[START Items]

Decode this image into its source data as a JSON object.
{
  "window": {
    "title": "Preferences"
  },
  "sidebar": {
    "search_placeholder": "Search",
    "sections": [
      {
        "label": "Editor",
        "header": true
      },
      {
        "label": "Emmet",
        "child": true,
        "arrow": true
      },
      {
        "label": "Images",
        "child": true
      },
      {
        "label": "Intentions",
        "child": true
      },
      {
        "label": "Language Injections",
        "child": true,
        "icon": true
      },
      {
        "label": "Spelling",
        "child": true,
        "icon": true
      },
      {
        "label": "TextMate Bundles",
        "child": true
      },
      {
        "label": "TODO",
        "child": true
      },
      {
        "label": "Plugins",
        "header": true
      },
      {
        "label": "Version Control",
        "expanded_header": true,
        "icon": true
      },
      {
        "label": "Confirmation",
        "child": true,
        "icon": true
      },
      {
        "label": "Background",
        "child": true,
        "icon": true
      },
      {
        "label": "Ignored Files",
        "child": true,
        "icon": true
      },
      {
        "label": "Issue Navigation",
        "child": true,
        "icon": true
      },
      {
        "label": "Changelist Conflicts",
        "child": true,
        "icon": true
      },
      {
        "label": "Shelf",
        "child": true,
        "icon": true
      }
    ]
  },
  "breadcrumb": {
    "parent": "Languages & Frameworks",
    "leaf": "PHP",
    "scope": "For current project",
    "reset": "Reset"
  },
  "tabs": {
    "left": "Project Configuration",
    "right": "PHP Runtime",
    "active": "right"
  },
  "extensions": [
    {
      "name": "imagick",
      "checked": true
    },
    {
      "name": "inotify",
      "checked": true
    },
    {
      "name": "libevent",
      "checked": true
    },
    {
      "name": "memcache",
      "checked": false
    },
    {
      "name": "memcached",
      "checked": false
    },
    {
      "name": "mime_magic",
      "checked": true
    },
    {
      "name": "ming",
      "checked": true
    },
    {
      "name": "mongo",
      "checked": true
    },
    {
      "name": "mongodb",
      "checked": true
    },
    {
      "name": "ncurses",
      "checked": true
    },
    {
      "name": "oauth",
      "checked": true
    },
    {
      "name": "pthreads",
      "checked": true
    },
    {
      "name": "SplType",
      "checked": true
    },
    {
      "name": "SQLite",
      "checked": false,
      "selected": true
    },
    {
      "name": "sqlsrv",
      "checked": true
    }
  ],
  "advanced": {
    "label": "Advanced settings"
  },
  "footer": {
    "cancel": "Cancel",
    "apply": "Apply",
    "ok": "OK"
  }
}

[END Items]

Task statement »
Write the entire listing out again, word for word.

Finished task »
Decode this image into its source data as a JSON object.
{
  "window": {
    "title": "Preferences"
  },
  "sidebar": {
    "search_placeholder": "Search",
    "sections": [
      {
        "label": "Editor",
        "header": true
      },
      {
        "label": "Emmet",
        "child": true,
        "arrow": true
      },
      {
        "label": "Images",
        "child": true
      },
      {
        "label": "Intentions",
        "child": true
      },
      {
        "label": "Language Injections",
        "child": true,
        "icon": true
      },
      {
        "label": "Spelling",
        "child": true,
        "icon": true
      },
      {
        "label": "TextMate Bundles",
        "child": true
      },
      {
        "label": "TODO",
        "child": true
      },
      {
        "label": "Plugins",
        "header": true
      },
      {
        "label": "Version Control",
        "expanded_header": true,
        "icon": true
      },
      {
        "label": "Confirmation",
        "child": true,
        "icon": true
      },
      {
        "label": "Background",
        "child": true,
        "icon": true
      },
      {
        "label": "Ignored Files",
        "child": true,
        "icon": true
      },
      {
        "label": "Issue Navigation",
        "child": true,
        "icon": true
      },
      {
        "label": "Changelist Conflicts",
        "child": true,
        "icon": true
      },
      {
        "label": "Shelf",
        "child": true,
        "icon": true
      }
    ]
  },
  "breadcrumb": {
    "parent": "Languages & Frameworks",
    "leaf": "PHP",
    "scope": "For current project",
    "reset": "Reset"
  },
  "tabs": {
    "left": "Project Configuration",
    "right": "PHP Runtime",
    "active": "right"
  },
  "extensions": [
    {
      "name": "imagick",
      "checked": true
    },
    {
      "name": "inotify",
      "checked": true
    },
    {
      "name": "libevent",
      "checked": true
    },
    {
      "name": "memcache",
      "checked": false
    },
    {
      "name": "memcached",
      "checked": false
    },
    {
      "name": "mime_magic",
      "checked": true
    },
    {
      "name": "ming",
      "checked": true
    },
    {
      "name": "mongo",
      "checked": true
    },
    {
      "name": "mongodb",
      "checked": true
    },
    {
      "name": "ncurses",
      "checked": true
    },
    {
      "name": "oauth",
      "checked": true
    },
    {
      "name": "pthreads",
      "checked": true
    },
    {
      "name": "SplType",
      "checked": true
    },
    {
      "name": "SQLite",
      "checked": false,
      "selected": true
    },
    {
      "name": "sqlsrv",
      "checked": true
    }
  ],
  "advanced": {
    "label": "Advanced settings"
  },
  "footer": {
    "cancel": "Cancel",
    "apply": "Apply",
    "ok": "OK"
  }
}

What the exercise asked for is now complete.